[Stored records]
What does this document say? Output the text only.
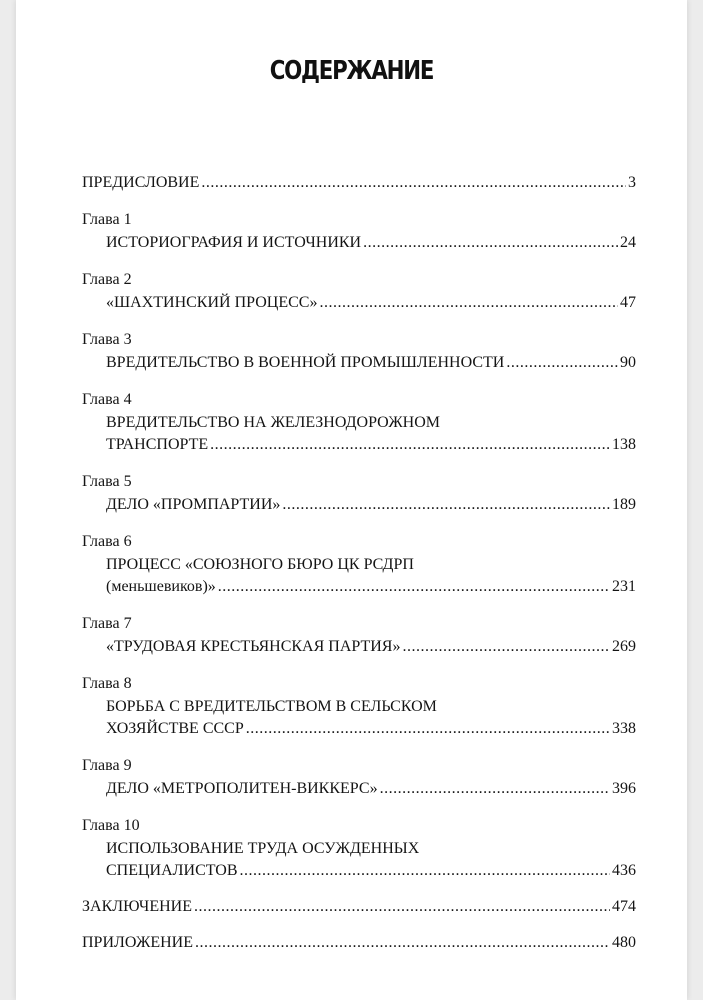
СОДЕРЖАНИЕ
ПРЕДИСЛОВИЕ .....	3
Глава 1
ИСТОРИОГРАФИЯ И ИСТОЧНИКИ .....	24
Глава 2
«ШАХТИНСКИЙ ПРОЦЕСС» .....	47
Глава 3
ВРЕДИТЕЛЬСТВО В ВОЕННОЙ ПРОМЫШЛЕННОСТИ .....	90
Глава 4
ВРЕДИТЕЛЬСТВО НА ЖЕЛЕЗНОДОРОЖНОМ
ТРАНСПОРТЕ .....	138
Глава 5
ДЕЛО «ПРОМПАРТИИ» .....	189
Глава 6
ПРОЦЕСС «СОЮЗНОГО БЮРО ЦК РСДРП
(меньшевиков)» .....	231
Глава 7
«ТРУДОВАЯ КРЕСТЬЯНСКАЯ ПАРТИЯ» .....	269
Глава 8
БОРЬБА С ВРЕДИТЕЛЬСТВОМ В СЕЛЬСКОМ
ХОЗЯЙСТВЕ СССР .....	338
Глава 9
ДЕЛО «МЕТРОПОЛИТЕН-ВИККЕРС» .....	396
Глава 10
ИСПОЛЬЗОВАНИЕ ТРУДА ОСУЖДЕННЫХ
СПЕЦИАЛИСТОВ .....	436
ЗАКЛЮЧЕНИЕ .....	474
ПРИЛОЖЕНИЕ .....	480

### Task prompt
Extract every line containing the string "ДЕЛО" from the material.

### Result for this exercise
ДЕЛО «ПРОМПАРТИИ» .....	189
ДЕЛО «МЕТРОПОЛИТЕН-ВИККЕРС» .....	396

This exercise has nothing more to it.